▶ Stated problem:
All entries below need to be written out exactly, but without their pictures.

* * * *

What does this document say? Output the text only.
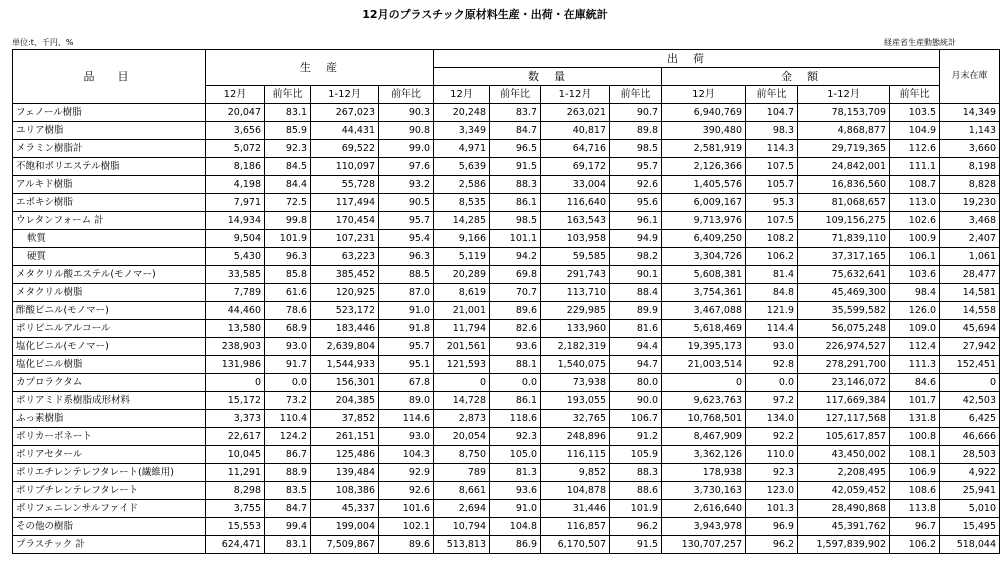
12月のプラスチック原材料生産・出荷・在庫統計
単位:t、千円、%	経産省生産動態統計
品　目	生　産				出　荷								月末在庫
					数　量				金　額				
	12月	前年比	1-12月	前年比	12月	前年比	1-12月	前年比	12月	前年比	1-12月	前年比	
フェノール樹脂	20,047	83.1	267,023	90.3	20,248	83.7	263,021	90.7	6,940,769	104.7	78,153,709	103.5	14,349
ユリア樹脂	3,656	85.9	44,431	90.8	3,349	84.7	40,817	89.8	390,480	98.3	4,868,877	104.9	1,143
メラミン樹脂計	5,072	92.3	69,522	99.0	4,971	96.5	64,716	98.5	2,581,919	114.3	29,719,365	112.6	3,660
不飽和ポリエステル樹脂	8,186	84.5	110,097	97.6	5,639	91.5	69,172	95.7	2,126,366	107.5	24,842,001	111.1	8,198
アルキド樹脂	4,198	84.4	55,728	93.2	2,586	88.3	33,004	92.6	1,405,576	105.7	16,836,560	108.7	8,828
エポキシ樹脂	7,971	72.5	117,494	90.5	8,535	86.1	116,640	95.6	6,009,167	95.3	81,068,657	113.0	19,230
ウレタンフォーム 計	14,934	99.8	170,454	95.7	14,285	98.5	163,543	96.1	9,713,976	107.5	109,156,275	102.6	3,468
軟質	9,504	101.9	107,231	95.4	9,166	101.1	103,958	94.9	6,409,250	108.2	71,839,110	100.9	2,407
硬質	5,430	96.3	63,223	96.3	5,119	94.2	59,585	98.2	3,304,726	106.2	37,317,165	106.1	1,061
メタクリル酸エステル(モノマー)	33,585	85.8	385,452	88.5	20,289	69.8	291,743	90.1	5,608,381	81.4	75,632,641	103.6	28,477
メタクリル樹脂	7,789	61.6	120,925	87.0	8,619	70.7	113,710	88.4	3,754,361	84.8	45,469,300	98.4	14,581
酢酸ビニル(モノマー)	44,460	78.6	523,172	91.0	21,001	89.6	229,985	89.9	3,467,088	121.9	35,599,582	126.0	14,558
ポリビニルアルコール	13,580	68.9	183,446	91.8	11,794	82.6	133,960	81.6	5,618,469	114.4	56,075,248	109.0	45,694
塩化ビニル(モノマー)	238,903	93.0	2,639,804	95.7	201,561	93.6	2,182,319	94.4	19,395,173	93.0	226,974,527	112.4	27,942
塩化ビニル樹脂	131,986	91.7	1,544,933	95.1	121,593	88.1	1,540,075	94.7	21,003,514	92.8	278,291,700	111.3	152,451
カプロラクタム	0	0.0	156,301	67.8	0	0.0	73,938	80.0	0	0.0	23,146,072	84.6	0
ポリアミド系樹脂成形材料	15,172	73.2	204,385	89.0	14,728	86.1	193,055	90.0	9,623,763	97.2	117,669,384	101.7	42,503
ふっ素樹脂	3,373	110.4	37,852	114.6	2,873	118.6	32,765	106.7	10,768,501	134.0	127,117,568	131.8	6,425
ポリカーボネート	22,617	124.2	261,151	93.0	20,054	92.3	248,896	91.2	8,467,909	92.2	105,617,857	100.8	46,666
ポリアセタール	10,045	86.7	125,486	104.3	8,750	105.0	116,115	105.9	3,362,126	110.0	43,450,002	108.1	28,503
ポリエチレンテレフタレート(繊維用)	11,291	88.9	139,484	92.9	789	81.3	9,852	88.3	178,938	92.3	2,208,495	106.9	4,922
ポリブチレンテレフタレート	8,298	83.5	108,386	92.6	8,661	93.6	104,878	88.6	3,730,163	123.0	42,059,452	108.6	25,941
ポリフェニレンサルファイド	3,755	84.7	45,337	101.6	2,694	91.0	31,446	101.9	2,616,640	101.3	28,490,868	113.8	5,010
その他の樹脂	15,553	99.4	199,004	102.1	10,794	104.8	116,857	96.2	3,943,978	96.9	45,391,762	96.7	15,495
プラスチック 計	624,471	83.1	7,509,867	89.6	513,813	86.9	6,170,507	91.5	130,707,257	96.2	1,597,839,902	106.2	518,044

* * * *

▶ Task result:
What does this document say? Output the text only.
12月のプラスチック原材料生産・出荷・在庫統計
単位:t、千円、%	経産省生産動態統計
品　目	生　産				出　荷								月末在庫
					数　量				金　額				
	12月	前年比	1-12月	前年比	12月	前年比	1-12月	前年比	12月	前年比	1-12月	前年比	
フェノール樹脂	20,047	83.1	267,023	90.3	20,248	83.7	263,021	90.7	6,940,769	104.7	78,153,709	103.5	14,349
ユリア樹脂	3,656	85.9	44,431	90.8	3,349	84.7	40,817	89.8	390,480	98.3	4,868,877	104.9	1,143
メラミン樹脂計	5,072	92.3	69,522	99.0	4,971	96.5	64,716	98.5	2,581,919	114.3	29,719,365	112.6	3,660
不飽和ポリエステル樹脂	8,186	84.5	110,097	97.6	5,639	91.5	69,172	95.7	2,126,366	107.5	24,842,001	111.1	8,198
アルキド樹脂	4,198	84.4	55,728	93.2	2,586	88.3	33,004	92.6	1,405,576	105.7	16,836,560	108.7	8,828
エポキシ樹脂	7,971	72.5	117,494	90.5	8,535	86.1	116,640	95.6	6,009,167	95.3	81,068,657	113.0	19,230
ウレタンフォーム 計	14,934	99.8	170,454	95.7	14,285	98.5	163,543	96.1	9,713,976	107.5	109,156,275	102.6	3,468
軟質	9,504	101.9	107,231	95.4	9,166	101.1	103,958	94.9	6,409,250	108.2	71,839,110	100.9	2,407
硬質	5,430	96.3	63,223	96.3	5,119	94.2	59,585	98.2	3,304,726	106.2	37,317,165	106.1	1,061
メタクリル酸エステル(モノマー)	33,585	85.8	385,452	88.5	20,289	69.8	291,743	90.1	5,608,381	81.4	75,632,641	103.6	28,477
メタクリル樹脂	7,789	61.6	120,925	87.0	8,619	70.7	113,710	88.4	3,754,361	84.8	45,469,300	98.4	14,581
酢酸ビニル(モノマー)	44,460	78.6	523,172	91.0	21,001	89.6	229,985	89.9	3,467,088	121.9	35,599,582	126.0	14,558
ポリビニルアルコール	13,580	68.9	183,446	91.8	11,794	82.6	133,960	81.6	5,618,469	114.4	56,075,248	109.0	45,694
塩化ビニル(モノマー)	238,903	93.0	2,639,804	95.7	201,561	93.6	2,182,319	94.4	19,395,173	93.0	226,974,527	112.4	27,942
塩化ビニル樹脂	131,986	91.7	1,544,933	95.1	121,593	88.1	1,540,075	94.7	21,003,514	92.8	278,291,700	111.3	152,451
カプロラクタム	0	0.0	156,301	67.8	0	0.0	73,938	80.0	0	0.0	23,146,072	84.6	0
ポリアミド系樹脂成形材料	15,172	73.2	204,385	89.0	14,728	86.1	193,055	90.0	9,623,763	97.2	117,669,384	101.7	42,503
ふっ素樹脂	3,373	110.4	37,852	114.6	2,873	118.6	32,765	106.7	10,768,501	134.0	127,117,568	131.8	6,425
ポリカーボネート	22,617	124.2	261,151	93.0	20,054	92.3	248,896	91.2	8,467,909	92.2	105,617,857	100.8	46,666
ポリアセタール	10,045	86.7	125,486	104.3	8,750	105.0	116,115	105.9	3,362,126	110.0	43,450,002	108.1	28,503
ポリエチレンテレフタレート(繊維用)	11,291	88.9	139,484	92.9	789	81.3	9,852	88.3	178,938	92.3	2,208,495	106.9	4,922
ポリブチレンテレフタレート	8,298	83.5	108,386	92.6	8,661	93.6	104,878	88.6	3,730,163	123.0	42,059,452	108.6	25,941
ポリフェニレンサルファイド	3,755	84.7	45,337	101.6	2,694	91.0	31,446	101.9	2,616,640	101.3	28,490,868	113.8	5,010
その他の樹脂	15,553	99.4	199,004	102.1	10,794	104.8	116,857	96.2	3,943,978	96.9	45,391,762	96.7	15,495
プラスチック 計	624,471	83.1	7,509,867	89.6	513,813	86.9	6,170,507	91.5	130,707,257	96.2	1,597,839,902	106.2	518,044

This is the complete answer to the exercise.